§ **Exercise**
Copy each line that contains the string "χαρὰ".

[Start of Listing]

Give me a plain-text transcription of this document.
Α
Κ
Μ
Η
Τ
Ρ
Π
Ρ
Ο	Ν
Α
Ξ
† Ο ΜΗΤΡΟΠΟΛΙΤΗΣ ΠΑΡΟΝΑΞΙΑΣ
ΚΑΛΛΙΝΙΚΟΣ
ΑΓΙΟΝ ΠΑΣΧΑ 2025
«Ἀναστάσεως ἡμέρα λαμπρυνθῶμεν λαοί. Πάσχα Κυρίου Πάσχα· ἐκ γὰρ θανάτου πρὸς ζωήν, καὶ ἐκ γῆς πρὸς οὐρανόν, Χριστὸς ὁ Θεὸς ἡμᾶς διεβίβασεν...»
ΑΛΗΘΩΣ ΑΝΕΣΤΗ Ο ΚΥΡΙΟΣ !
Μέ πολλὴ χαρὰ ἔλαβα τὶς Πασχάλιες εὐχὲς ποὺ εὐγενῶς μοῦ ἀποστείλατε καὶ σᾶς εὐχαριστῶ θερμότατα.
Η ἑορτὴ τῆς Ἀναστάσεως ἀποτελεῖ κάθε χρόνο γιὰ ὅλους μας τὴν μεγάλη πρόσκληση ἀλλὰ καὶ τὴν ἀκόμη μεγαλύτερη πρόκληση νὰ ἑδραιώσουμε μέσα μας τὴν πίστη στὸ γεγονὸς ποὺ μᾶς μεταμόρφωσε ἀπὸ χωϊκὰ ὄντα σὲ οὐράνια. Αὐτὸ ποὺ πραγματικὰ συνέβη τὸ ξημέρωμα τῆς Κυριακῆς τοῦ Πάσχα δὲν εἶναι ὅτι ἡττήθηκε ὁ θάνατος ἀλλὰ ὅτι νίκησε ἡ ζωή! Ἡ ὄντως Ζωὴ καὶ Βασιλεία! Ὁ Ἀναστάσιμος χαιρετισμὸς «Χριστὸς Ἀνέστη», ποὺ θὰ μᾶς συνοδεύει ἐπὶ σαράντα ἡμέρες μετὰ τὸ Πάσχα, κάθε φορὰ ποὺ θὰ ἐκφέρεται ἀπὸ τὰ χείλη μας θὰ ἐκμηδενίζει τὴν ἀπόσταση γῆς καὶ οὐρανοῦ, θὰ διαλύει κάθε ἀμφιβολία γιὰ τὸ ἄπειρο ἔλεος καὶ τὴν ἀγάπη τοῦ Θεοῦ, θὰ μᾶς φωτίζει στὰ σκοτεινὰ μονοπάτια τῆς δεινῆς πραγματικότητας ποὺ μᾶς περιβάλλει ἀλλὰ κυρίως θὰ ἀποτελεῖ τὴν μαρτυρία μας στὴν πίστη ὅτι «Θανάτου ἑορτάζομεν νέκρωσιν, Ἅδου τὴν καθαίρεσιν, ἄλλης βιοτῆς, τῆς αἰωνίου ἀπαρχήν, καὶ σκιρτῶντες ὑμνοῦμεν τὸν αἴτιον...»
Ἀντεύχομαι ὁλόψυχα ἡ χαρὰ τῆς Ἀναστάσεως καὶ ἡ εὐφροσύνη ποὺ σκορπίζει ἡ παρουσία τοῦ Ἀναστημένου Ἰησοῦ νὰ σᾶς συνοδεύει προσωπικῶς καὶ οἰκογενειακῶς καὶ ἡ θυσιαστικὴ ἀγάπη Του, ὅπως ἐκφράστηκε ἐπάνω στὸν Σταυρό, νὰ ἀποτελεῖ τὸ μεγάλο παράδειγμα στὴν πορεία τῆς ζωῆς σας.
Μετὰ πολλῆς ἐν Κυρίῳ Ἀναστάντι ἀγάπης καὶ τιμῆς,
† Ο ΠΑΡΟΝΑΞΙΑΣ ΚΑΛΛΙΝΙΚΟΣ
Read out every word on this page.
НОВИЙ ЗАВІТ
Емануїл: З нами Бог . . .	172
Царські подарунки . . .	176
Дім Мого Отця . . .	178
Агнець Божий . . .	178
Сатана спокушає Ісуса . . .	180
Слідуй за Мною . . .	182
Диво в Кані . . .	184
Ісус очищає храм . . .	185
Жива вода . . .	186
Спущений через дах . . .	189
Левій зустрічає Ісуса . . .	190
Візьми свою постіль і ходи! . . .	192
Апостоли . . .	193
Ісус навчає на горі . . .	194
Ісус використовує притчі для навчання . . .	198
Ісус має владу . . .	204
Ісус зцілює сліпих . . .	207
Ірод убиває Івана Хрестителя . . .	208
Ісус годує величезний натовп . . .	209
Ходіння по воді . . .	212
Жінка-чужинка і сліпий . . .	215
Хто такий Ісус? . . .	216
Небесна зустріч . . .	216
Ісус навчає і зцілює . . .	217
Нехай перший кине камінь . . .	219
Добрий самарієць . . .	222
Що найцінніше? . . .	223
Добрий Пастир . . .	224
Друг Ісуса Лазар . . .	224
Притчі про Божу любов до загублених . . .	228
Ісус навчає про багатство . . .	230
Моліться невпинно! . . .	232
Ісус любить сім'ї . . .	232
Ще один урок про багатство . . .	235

[End of Listing]
[Start of Listing]

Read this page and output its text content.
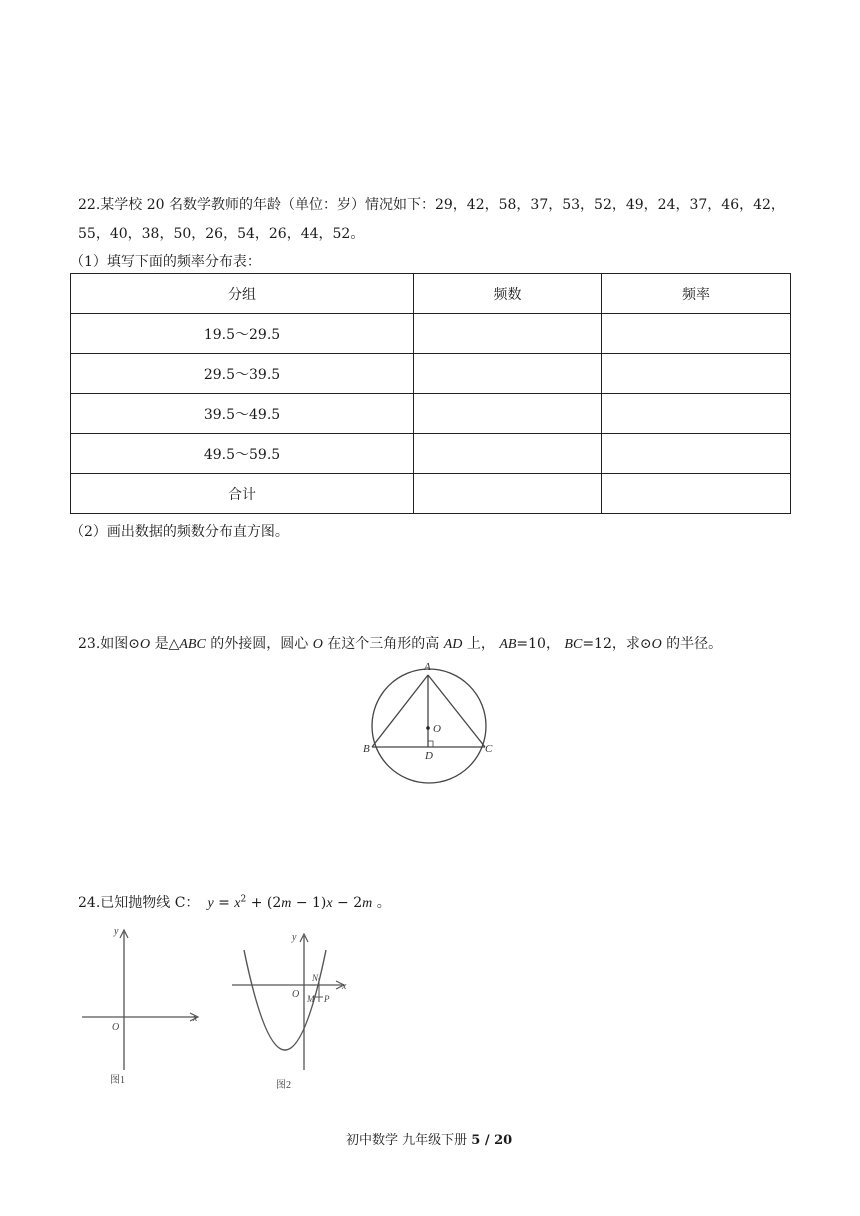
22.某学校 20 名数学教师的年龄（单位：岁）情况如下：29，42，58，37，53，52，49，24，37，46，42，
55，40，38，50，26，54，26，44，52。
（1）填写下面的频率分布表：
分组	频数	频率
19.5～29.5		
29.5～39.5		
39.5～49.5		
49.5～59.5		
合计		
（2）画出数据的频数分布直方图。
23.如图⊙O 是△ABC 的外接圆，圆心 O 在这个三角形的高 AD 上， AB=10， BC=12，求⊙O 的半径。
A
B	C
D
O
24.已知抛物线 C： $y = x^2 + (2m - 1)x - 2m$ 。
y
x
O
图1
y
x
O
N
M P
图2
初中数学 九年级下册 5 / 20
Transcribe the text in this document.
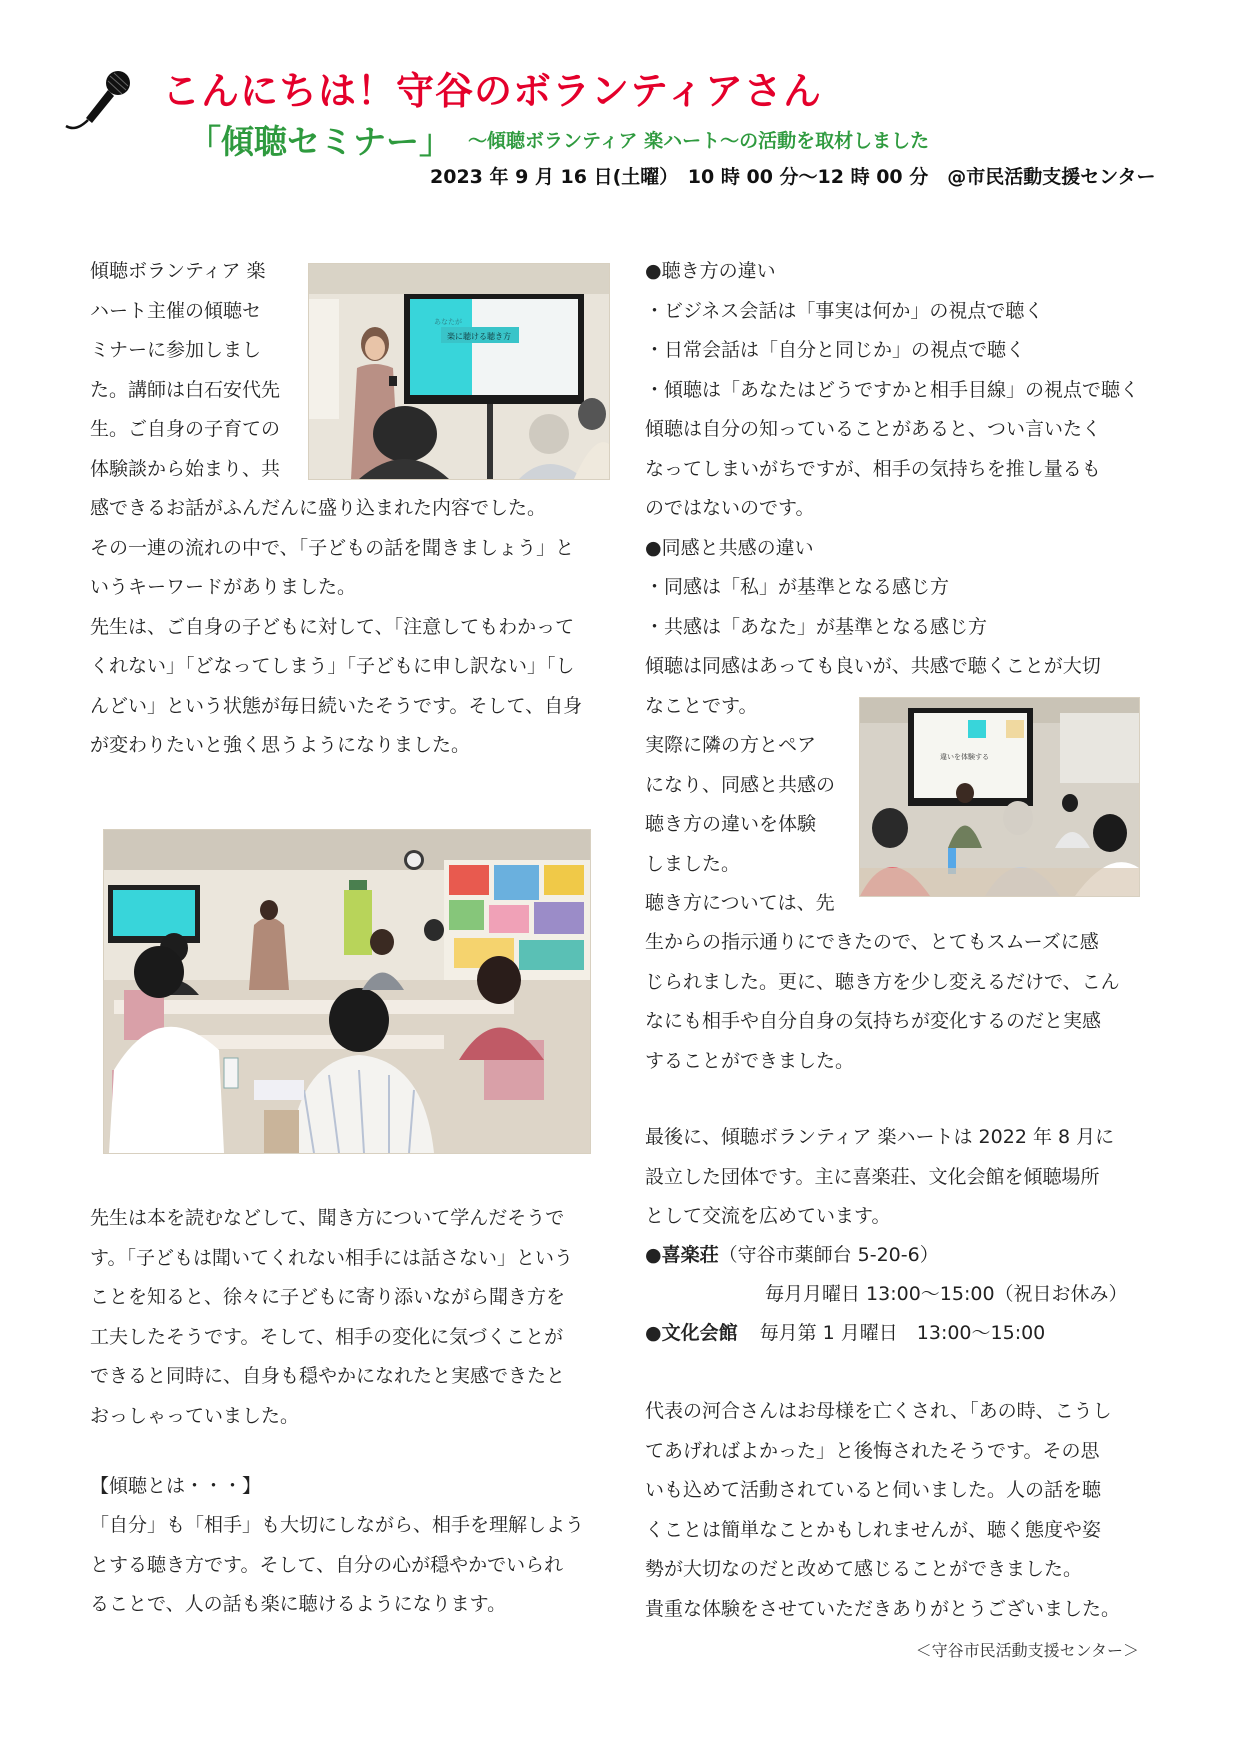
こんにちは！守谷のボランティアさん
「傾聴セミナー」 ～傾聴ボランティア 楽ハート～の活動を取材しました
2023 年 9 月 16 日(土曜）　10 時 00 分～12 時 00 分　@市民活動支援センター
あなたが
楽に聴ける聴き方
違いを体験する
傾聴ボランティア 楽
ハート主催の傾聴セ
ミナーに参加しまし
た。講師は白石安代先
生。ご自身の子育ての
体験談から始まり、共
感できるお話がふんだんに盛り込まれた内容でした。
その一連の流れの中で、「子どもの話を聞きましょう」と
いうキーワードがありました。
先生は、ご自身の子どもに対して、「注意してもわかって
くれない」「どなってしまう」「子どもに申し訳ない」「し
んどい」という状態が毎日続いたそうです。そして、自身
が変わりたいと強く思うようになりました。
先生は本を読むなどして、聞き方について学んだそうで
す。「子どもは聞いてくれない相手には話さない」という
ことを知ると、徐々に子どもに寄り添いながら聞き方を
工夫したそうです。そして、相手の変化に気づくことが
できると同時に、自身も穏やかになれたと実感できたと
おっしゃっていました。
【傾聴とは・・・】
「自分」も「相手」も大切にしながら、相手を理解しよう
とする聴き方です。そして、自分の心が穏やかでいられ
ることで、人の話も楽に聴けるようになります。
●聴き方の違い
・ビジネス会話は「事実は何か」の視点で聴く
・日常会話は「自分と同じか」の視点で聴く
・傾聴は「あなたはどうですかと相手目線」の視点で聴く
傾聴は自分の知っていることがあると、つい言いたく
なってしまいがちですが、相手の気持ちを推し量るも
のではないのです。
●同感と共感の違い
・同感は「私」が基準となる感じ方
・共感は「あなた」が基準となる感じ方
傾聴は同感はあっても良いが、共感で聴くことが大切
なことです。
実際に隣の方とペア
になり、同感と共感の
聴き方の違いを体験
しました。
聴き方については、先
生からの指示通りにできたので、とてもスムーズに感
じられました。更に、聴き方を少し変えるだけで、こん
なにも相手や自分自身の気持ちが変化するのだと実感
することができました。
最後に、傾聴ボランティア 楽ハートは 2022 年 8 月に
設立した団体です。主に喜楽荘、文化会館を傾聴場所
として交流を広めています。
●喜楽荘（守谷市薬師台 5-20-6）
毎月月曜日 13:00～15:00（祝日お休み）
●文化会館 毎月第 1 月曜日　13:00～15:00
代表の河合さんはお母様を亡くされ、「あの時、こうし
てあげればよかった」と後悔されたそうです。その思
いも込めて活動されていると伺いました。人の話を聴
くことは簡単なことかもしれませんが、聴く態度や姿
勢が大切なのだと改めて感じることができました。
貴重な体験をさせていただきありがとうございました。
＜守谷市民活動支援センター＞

[End of Listing]

§ **Solution to this problem**
Μέ πολλὴ χαρὰ ἔλαβα τὶς Πασχάλιες εὐχὲς ποὺ εὐγενῶς μοῦ ἀποστείλατε καὶ σᾶς εὐχαριστῶ θερμότατα.
Ἀντεύχομαι ὁλόψυχα ἡ χαρὰ τῆς Ἀναστάσεως καὶ ἡ εὐφροσύνη ποὺ σκορπίζει ἡ παρουσία τοῦ Ἀναστημένου Ἰησοῦ νὰ σᾶς συνοδεύει προσωπικῶς καὶ οἰκογενειακῶς καὶ ἡ θυσιαστικὴ ἀγάπη Του, ὅπως ἐκφράστηκε ἐπάνω στὸν Σταυρό, νὰ ἀποτελεῖ τὸ μεγάλο παράδειγμα στὴν πορεία τῆς ζωῆς σας.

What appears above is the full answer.